* **Records that describe figures**
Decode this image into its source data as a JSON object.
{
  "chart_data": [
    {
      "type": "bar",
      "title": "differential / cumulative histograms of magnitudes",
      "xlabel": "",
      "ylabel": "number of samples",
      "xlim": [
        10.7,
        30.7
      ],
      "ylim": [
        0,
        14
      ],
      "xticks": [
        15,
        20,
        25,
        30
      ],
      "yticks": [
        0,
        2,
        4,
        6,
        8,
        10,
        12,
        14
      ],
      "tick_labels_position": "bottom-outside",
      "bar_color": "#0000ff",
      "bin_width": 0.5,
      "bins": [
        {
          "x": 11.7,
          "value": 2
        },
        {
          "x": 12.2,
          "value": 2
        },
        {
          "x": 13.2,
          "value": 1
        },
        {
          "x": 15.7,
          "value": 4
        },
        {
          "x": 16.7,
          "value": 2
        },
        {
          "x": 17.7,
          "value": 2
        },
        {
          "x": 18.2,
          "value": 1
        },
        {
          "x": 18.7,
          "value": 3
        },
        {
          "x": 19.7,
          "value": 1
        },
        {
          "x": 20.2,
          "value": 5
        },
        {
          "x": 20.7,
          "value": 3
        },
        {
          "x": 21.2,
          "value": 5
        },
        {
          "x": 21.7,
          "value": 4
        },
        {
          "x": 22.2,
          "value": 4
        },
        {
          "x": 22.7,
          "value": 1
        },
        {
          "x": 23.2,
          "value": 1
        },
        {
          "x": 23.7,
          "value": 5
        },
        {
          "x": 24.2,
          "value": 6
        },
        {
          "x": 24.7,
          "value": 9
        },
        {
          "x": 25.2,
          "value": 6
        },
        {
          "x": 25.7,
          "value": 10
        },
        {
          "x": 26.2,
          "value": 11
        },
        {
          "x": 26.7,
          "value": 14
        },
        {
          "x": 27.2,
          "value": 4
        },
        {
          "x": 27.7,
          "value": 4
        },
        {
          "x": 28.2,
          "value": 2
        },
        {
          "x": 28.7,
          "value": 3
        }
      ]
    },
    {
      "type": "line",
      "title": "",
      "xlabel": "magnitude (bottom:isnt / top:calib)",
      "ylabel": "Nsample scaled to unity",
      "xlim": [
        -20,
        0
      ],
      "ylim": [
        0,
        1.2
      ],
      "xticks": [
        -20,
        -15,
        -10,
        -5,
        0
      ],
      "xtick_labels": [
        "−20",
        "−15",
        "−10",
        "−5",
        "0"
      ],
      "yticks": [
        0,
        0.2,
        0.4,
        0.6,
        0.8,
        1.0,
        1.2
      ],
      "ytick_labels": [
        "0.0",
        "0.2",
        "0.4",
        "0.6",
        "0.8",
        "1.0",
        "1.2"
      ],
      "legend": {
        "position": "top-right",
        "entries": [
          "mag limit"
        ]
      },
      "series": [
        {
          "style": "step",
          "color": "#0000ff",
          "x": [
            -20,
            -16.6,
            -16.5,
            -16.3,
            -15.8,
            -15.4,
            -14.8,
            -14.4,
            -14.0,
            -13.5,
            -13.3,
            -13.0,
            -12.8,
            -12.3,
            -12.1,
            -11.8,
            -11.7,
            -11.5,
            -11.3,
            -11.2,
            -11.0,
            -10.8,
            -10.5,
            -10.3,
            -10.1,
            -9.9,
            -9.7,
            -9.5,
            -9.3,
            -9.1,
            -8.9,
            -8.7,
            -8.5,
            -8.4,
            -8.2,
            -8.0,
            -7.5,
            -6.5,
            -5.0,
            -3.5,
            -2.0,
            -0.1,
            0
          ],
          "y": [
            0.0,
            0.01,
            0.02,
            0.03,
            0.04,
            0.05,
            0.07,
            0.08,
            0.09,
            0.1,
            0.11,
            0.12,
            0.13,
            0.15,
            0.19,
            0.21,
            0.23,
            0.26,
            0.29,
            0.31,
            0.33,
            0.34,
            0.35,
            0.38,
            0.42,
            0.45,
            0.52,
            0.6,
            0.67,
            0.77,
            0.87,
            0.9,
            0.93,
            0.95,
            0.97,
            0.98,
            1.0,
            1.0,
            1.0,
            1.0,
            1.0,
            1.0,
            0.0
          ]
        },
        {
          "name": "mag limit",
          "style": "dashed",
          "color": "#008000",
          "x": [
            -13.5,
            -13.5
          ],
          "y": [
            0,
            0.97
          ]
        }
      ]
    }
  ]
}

* **Given instruction**
Identify every line where the string "title" appears.

* **Answer to the exercise**
      "title": "differential / cumulative histograms of magnitudes",
      "title": "",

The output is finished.